■ Task directions ■
Collect each line of the records containing the string "системой".

::::::::

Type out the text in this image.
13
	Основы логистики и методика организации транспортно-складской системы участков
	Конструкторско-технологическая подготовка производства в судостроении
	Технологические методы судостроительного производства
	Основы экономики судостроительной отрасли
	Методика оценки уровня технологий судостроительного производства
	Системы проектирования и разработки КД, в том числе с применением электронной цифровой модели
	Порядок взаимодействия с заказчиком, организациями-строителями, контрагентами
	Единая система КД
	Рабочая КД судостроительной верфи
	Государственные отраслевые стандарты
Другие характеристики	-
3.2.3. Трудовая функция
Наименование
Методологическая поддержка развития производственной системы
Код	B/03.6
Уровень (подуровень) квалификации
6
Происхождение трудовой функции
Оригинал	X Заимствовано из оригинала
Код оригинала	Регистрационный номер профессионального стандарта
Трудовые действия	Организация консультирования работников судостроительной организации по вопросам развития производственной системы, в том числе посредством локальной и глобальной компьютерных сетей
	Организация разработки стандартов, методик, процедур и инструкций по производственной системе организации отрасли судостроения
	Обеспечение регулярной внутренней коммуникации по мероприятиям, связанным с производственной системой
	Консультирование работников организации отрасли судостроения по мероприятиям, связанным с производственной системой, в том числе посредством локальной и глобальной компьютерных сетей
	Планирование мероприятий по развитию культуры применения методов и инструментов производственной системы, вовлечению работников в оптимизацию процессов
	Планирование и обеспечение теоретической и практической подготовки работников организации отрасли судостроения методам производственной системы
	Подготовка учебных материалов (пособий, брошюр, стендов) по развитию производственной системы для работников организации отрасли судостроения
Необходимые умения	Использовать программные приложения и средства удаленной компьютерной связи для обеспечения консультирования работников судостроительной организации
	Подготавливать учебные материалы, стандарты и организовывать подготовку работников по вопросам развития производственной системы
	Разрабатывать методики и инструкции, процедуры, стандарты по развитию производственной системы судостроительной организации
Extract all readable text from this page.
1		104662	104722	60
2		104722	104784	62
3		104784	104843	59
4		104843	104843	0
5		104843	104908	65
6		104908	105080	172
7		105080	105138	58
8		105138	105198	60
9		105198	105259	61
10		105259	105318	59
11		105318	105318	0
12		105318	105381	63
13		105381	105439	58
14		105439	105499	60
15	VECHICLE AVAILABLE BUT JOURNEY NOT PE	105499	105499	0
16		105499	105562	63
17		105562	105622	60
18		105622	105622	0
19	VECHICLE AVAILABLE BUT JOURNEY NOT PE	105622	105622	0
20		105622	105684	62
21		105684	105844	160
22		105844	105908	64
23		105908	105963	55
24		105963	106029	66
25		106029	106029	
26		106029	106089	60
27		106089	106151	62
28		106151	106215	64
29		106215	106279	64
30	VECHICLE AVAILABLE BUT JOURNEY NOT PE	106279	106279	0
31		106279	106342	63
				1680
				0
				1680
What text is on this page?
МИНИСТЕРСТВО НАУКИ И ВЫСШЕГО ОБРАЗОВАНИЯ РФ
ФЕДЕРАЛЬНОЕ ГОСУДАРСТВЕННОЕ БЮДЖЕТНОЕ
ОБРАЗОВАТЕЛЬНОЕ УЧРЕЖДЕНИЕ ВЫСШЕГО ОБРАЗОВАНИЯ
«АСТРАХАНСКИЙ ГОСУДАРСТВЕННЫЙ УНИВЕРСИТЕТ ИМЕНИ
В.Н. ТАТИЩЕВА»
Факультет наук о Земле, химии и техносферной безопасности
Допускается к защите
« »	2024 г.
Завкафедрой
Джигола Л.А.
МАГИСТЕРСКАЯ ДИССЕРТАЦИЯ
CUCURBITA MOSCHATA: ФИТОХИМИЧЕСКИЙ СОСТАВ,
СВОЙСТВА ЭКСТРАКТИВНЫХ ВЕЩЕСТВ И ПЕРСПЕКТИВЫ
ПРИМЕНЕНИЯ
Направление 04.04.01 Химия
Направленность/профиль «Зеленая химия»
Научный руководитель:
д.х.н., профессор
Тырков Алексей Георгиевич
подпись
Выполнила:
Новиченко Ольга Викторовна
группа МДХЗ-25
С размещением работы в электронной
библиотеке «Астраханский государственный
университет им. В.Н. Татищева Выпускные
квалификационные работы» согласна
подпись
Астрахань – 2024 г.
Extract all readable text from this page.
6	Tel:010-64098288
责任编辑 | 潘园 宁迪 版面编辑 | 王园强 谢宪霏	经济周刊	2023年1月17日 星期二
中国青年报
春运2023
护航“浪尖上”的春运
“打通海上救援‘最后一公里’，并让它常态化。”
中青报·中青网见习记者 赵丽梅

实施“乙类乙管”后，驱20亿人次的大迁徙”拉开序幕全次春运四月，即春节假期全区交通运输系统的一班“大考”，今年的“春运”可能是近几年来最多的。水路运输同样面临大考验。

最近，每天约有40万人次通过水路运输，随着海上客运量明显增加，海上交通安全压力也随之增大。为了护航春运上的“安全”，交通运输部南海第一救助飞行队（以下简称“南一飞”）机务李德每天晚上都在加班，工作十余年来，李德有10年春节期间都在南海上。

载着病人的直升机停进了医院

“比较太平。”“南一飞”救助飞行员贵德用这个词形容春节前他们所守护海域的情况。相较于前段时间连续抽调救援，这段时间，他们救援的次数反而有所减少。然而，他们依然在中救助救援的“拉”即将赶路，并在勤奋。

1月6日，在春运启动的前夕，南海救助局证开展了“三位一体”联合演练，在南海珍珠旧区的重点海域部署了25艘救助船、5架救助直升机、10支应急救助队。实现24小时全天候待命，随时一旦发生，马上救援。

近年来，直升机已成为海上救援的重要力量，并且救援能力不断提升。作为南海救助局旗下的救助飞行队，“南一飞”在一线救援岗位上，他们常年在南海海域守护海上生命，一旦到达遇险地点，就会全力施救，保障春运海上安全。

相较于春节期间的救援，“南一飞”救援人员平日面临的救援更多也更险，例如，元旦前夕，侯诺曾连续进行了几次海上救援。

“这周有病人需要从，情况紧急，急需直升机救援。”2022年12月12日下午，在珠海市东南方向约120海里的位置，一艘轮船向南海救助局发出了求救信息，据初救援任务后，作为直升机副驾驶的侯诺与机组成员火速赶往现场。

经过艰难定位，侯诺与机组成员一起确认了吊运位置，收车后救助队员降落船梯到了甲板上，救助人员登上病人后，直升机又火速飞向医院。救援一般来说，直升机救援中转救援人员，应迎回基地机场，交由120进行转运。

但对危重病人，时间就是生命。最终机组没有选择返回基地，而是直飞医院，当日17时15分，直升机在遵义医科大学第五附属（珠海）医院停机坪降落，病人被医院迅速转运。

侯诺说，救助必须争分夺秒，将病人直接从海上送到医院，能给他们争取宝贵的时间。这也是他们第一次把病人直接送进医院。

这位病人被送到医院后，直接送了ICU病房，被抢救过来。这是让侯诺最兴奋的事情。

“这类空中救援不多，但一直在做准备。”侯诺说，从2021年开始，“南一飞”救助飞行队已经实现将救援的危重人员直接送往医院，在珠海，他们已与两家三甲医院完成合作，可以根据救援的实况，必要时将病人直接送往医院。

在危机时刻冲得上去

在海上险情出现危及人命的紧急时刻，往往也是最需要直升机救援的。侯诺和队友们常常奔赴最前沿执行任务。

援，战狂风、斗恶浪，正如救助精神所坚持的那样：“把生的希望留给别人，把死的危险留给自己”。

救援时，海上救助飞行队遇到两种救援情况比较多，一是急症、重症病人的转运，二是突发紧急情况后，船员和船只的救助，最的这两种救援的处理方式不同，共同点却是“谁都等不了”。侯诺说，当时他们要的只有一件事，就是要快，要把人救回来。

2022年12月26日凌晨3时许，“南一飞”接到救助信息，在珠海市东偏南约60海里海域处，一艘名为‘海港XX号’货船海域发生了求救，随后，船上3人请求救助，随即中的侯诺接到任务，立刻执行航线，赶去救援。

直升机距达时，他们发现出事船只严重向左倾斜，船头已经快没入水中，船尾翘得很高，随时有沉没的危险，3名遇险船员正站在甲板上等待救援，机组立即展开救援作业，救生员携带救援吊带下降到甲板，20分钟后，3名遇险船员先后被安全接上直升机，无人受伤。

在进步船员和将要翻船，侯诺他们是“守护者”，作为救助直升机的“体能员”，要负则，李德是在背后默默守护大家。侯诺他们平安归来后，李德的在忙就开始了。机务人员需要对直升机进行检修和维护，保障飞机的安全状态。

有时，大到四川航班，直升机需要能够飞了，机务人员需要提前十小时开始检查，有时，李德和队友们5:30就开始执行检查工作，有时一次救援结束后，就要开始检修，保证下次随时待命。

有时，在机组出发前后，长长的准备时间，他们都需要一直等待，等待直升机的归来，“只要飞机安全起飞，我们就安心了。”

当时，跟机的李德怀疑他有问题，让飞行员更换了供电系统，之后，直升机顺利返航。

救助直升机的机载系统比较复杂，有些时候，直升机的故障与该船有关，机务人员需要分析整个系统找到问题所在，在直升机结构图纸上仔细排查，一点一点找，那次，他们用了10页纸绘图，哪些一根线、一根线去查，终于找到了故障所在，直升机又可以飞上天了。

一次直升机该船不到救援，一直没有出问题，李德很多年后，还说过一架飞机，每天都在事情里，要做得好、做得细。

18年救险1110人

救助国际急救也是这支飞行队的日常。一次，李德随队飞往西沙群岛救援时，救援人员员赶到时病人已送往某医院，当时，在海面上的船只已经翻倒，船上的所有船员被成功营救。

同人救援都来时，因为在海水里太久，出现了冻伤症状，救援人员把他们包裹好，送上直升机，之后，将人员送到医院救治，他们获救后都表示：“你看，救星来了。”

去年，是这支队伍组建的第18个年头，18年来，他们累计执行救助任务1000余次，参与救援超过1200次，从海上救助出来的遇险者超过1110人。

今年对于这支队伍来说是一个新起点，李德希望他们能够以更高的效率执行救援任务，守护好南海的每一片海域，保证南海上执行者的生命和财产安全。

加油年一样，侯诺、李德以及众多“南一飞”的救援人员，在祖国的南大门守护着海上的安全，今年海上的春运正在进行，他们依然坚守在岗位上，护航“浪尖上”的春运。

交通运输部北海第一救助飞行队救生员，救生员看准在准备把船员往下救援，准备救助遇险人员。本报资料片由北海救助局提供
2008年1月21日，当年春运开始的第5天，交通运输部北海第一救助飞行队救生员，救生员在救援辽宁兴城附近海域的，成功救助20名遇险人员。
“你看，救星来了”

::::::::

■ Reply to the task ■
	Обеспечение регулярной внутренней коммуникации по мероприятиям, связанным с производственной системой
	Консультирование работников организации отрасли судостроения по мероприятиям, связанным с производственной системой, в том числе посредством локальной и глобальной компьютерных сетей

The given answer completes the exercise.